-- Materials provided start --

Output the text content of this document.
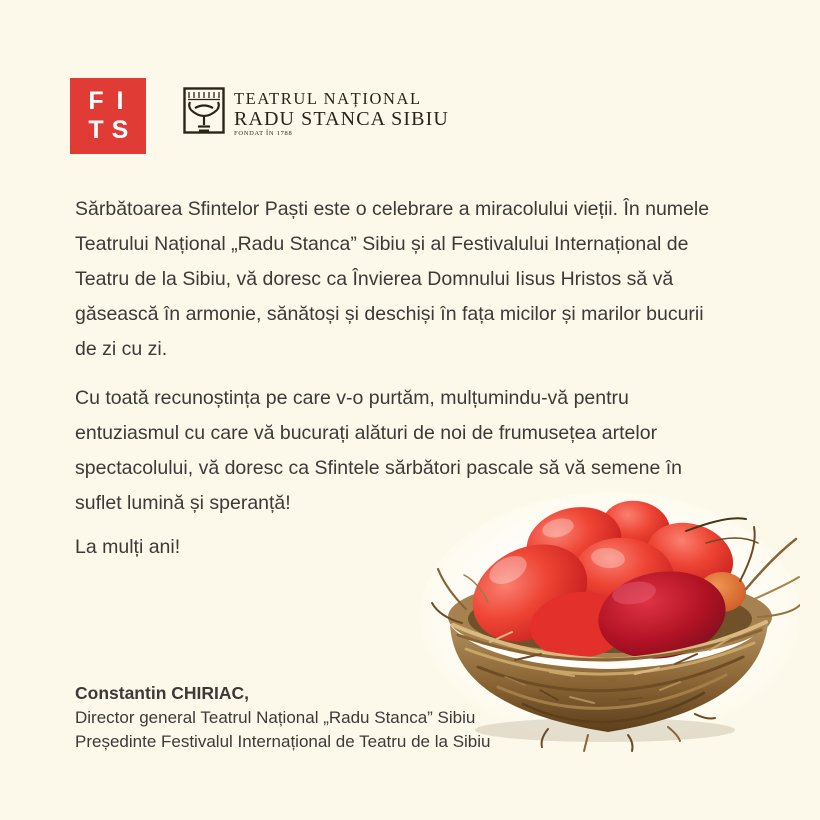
F I
T S
TEATRUL NAȚIONAL
RADU STANCA SIBIU
FONDAT ÎN 1788

Sărbătoarea Sfintelor Paști este o celebrare a miracolului vieții. În numele
Teatrului Național „Radu Stanca” Sibiu și al Festivalului Internațional de
Teatru de la Sibiu, vă doresc ca Învierea Domnului Iisus Hristos să vă
găsească în armonie, sănătoși și deschiși în fața micilor și marilor bucurii
de zi cu zi.

Cu toată recunoștința pe care v-o purtăm, mulțumindu-vă pentru
entuziasmul cu care vă bucurați alături de noi de frumusețea artelor
spectacolului, vă doresc ca Sfintele sărbători pascale să vă semene în
suflet lumină și speranță!

La mulți ani!

Constantin CHIRIAC,
Director general Teatrul Național „Radu Stanca” Sibiu
Președinte Festivalul Internațional de Teatru de la Sibiu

-- Materials provided end --

Task to complete:
Look through the entries above for the word "Internațional". Copy every line where it shows up.

Result below:
Teatrului Național „Radu Stanca” Sibiu și al Festivalului Internațional de
Președinte Festivalul Internațional de Teatru de la Sibiu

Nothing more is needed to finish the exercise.